**The task**
Some lines in the records below may hold the word "Amount"; give the number of those lines and nothing else.

**Entries shown**
....

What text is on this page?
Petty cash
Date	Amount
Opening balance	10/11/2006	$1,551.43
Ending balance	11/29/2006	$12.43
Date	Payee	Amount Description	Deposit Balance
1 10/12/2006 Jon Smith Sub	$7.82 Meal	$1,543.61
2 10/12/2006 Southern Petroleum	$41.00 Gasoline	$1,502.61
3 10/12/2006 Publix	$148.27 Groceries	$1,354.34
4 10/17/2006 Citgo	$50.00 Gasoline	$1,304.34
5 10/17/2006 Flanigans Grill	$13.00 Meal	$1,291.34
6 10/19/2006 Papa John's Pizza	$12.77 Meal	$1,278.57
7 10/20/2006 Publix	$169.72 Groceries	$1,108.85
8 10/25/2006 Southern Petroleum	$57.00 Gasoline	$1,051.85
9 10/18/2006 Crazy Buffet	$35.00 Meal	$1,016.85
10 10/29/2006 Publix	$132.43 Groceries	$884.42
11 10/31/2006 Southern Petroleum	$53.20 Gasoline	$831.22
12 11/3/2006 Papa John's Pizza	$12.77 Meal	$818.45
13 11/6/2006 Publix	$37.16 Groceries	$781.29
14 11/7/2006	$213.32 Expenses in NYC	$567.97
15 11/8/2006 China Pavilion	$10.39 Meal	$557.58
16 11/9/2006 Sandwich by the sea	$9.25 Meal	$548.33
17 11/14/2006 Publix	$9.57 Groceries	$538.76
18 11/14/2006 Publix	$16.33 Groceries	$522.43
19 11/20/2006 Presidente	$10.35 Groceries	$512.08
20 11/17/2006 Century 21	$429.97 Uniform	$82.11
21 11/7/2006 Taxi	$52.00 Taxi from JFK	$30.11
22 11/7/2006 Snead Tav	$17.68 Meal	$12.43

....

**Result of this exercise**
2